WHAT IS EXPECTED: Would it be possible to write out each entry below exactly, without the pictures?

AVAILABLE DATA:
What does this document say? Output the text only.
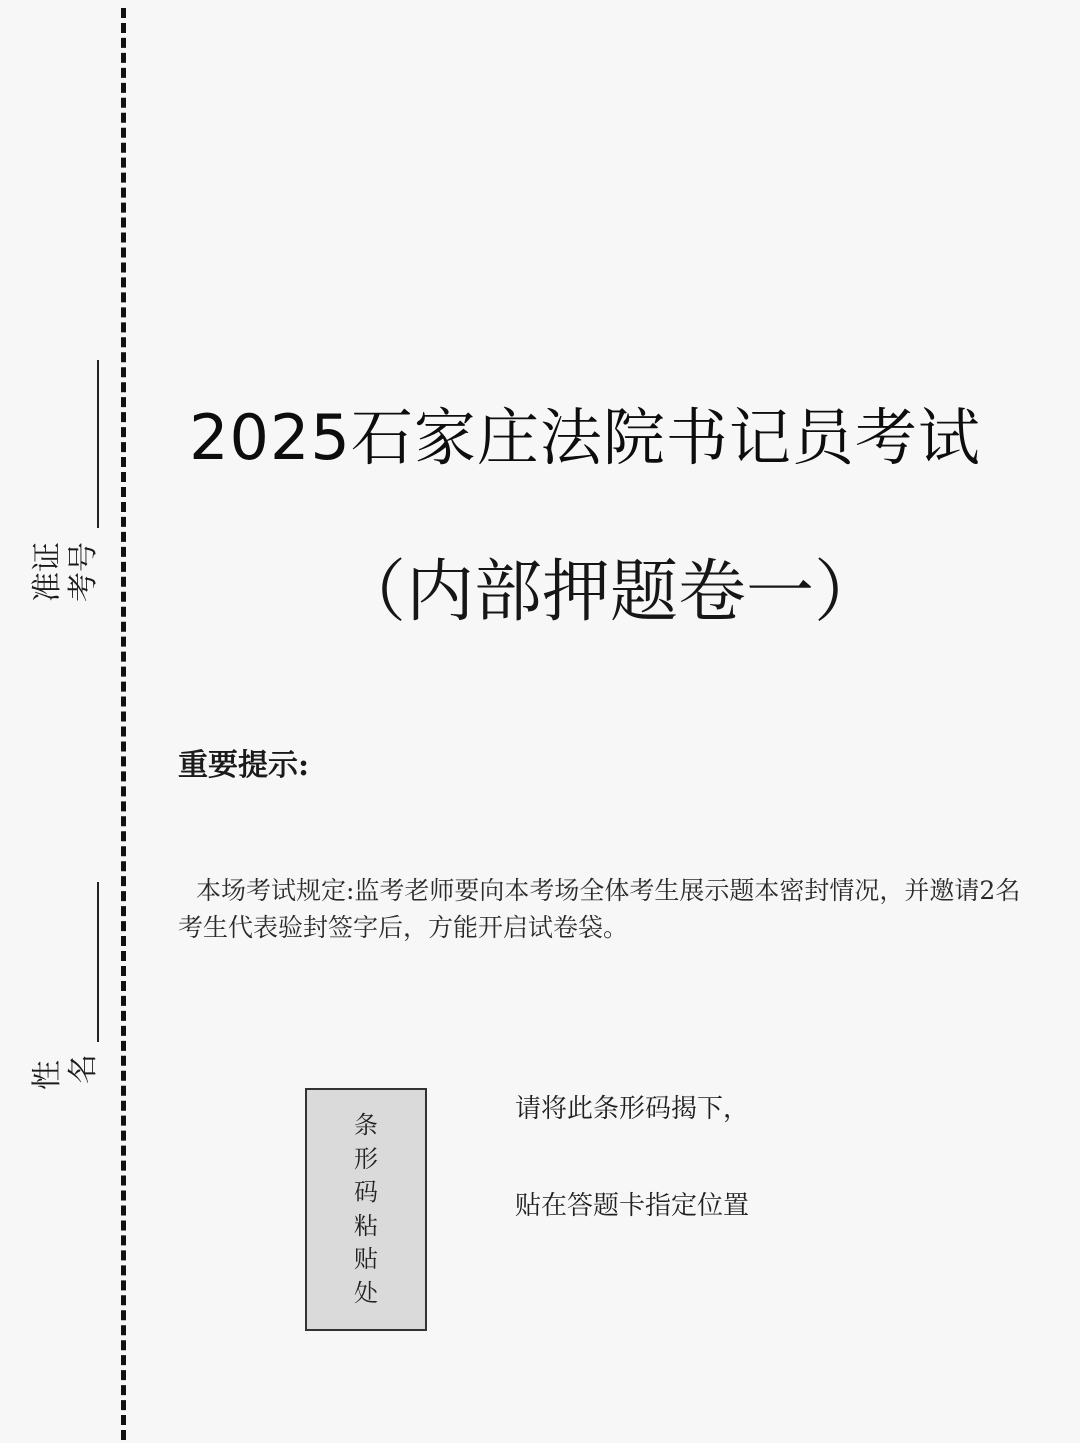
准证 考号
性 名
2025石家庄法院书记员考试
（内部押题卷一）
重要提示:
本场考试规定:监考老师要向本考场全体考生展示题本密封情况，并邀请2名考生代表验封签字后，方能开启试卷袋。
条
形
码
粘
贴
处
请将此条形码揭下，
贴在答题卡指定位置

SOLUTION FOR THIS PROBLEM:
What does this document say? Output the text only.
准证 考号
性 名
2025石家庄法院书记员考试
（内部押题卷一）
重要提示:
本场考试规定:监考老师要向本考场全体考生展示题本密封情况，并邀请2名考生代表验封签字后，方能开启试卷袋。
条
形
码
粘
贴
处
请将此条形码揭下，
贴在答题卡指定位置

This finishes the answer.